[Start of Supplied material]
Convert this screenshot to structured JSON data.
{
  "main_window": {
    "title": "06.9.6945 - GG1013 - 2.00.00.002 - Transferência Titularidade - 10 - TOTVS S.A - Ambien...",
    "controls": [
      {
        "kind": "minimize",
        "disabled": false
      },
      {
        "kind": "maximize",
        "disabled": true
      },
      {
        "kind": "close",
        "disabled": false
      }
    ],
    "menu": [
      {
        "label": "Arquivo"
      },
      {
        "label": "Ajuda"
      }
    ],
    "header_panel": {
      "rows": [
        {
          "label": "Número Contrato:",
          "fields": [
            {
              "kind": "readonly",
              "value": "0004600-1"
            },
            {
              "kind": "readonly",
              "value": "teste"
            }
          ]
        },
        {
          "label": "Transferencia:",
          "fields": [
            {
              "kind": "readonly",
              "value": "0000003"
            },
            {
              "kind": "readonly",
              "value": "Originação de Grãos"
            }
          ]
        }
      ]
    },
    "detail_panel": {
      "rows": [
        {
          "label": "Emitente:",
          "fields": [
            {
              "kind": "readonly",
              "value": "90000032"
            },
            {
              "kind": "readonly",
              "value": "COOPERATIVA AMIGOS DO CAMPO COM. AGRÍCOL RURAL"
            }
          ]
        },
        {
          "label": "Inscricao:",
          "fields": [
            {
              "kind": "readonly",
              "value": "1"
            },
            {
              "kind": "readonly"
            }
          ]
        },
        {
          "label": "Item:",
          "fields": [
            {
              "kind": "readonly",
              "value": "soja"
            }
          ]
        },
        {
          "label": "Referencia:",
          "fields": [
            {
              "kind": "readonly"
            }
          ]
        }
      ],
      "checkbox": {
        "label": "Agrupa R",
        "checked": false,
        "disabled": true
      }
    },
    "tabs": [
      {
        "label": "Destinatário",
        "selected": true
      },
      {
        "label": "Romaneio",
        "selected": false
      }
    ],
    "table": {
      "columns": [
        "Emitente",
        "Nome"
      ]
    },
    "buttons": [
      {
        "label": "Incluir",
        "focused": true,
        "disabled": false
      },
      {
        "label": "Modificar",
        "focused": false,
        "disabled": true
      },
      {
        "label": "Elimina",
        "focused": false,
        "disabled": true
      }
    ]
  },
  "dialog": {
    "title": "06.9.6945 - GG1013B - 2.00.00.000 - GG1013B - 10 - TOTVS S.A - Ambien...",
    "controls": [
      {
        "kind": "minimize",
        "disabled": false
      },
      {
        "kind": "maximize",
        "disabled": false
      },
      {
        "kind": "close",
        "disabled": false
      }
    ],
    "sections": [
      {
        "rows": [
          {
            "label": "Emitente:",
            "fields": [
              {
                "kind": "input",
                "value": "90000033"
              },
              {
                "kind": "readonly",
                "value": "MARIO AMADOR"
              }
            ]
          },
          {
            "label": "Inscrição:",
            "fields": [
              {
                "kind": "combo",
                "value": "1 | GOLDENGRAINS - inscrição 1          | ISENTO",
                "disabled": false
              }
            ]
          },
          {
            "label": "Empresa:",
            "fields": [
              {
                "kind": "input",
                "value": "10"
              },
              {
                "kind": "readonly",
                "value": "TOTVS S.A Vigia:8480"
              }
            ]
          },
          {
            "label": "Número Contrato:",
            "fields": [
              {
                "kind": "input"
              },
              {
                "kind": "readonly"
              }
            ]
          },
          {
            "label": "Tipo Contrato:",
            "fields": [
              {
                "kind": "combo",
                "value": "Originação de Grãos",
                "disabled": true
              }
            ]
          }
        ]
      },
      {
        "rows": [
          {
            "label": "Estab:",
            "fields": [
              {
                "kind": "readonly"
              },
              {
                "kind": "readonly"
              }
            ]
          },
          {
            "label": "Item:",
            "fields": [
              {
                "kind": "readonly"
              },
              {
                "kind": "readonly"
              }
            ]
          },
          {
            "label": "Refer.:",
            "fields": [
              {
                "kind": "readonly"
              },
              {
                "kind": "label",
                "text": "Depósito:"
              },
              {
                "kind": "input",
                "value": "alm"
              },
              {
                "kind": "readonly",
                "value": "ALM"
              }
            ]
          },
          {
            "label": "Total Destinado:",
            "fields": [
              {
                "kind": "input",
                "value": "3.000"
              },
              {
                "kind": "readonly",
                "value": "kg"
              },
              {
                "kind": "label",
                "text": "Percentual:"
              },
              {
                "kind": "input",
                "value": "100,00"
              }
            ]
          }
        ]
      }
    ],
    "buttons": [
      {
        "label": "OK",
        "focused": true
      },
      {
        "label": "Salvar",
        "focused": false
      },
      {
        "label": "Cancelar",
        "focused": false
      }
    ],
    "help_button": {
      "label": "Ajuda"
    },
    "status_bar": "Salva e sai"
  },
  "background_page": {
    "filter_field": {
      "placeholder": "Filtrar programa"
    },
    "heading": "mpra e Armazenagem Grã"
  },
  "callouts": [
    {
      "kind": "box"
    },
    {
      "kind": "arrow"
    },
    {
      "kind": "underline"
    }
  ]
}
[End of Supplied material]
Only the number should be given: how many lines of the data contain the word "Número"?

The solution
2